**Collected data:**
▼▼▼
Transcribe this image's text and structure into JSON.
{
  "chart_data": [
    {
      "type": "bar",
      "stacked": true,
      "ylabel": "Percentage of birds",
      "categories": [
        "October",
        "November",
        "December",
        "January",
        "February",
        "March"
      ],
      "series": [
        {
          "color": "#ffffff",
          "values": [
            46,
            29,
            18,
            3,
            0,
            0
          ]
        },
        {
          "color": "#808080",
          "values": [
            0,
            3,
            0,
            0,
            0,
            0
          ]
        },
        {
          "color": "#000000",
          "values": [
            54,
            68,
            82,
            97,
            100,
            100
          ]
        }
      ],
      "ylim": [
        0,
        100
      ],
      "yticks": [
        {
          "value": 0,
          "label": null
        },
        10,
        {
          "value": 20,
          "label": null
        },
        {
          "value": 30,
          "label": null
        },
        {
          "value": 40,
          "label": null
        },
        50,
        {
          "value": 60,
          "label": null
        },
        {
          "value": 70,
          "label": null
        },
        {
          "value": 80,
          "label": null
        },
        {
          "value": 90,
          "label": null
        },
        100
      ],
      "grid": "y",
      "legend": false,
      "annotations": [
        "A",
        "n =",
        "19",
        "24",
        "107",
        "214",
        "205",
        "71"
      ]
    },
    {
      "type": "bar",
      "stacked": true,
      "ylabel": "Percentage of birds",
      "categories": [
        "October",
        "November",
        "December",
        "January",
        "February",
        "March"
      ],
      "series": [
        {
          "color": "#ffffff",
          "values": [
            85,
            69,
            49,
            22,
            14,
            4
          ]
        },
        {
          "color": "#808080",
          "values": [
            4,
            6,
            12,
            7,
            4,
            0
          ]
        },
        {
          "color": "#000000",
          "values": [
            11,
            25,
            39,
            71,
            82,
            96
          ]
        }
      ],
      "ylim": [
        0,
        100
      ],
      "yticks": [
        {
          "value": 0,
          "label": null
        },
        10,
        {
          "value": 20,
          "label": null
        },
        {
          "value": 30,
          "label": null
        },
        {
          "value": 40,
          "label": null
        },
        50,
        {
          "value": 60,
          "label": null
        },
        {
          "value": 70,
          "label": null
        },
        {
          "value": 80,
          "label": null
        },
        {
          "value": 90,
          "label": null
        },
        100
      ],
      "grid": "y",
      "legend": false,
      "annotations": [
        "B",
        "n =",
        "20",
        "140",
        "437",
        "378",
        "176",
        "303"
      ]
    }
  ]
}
▲▲▲
**SET PROBLEM:**
Write out every entry again exactly, please, with nothing missing.

**CORRECT RESULT:**
Transcribe this image's text and structure into JSON.
{
  "chart_data": [
    {
      "type": "bar",
      "stacked": true,
      "ylabel": "Percentage of birds",
      "categories": [
        "October",
        "November",
        "December",
        "January",
        "February",
        "March"
      ],
      "series": [
        {
          "color": "#ffffff",
          "values": [
            46,
            29,
            18,
            3,
            0,
            0
          ]
        },
        {
          "color": "#808080",
          "values": [
            0,
            3,
            0,
            0,
            0,
            0
          ]
        },
        {
          "color": "#000000",
          "values": [
            54,
            68,
            82,
            97,
            100,
            100
          ]
        }
      ],
      "ylim": [
        0,
        100
      ],
      "yticks": [
        {
          "value": 0,
          "label": null
        },
        10,
        {
          "value": 20,
          "label": null
        },
        {
          "value": 30,
          "label": null
        },
        {
          "value": 40,
          "label": null
        },
        50,
        {
          "value": 60,
          "label": null
        },
        {
          "value": 70,
          "label": null
        },
        {
          "value": 80,
          "label": null
        },
        {
          "value": 90,
          "label": null
        },
        100
      ],
      "grid": "y",
      "legend": false,
      "annotations": [
        "A",
        "n =",
        "19",
        "24",
        "107",
        "214",
        "205",
        "71"
      ]
    },
    {
      "type": "bar",
      "stacked": true,
      "ylabel": "Percentage of birds",
      "categories": [
        "October",
        "November",
        "December",
        "January",
        "February",
        "March"
      ],
      "series": [
        {
          "color": "#ffffff",
          "values": [
            85,
            69,
            49,
            22,
            14,
            4
          ]
        },
        {
          "color": "#808080",
          "values": [
            4,
            6,
            12,
            7,
            4,
            0
          ]
        },
        {
          "color": "#000000",
          "values": [
            11,
            25,
            39,
            71,
            82,
            96
          ]
        }
      ],
      "ylim": [
        0,
        100
      ],
      "yticks": [
        {
          "value": 0,
          "label": null
        },
        10,
        {
          "value": 20,
          "label": null
        },
        {
          "value": 30,
          "label": null
        },
        {
          "value": 40,
          "label": null
        },
        50,
        {
          "value": 60,
          "label": null
        },
        {
          "value": 70,
          "label": null
        },
        {
          "value": 80,
          "label": null
        },
        {
          "value": 90,
          "label": null
        },
        100
      ],
      "grid": "y",
      "legend": false,
      "annotations": [
        "B",
        "n =",
        "20",
        "140",
        "437",
        "378",
        "176",
        "303"
      ]
    }
  ]
}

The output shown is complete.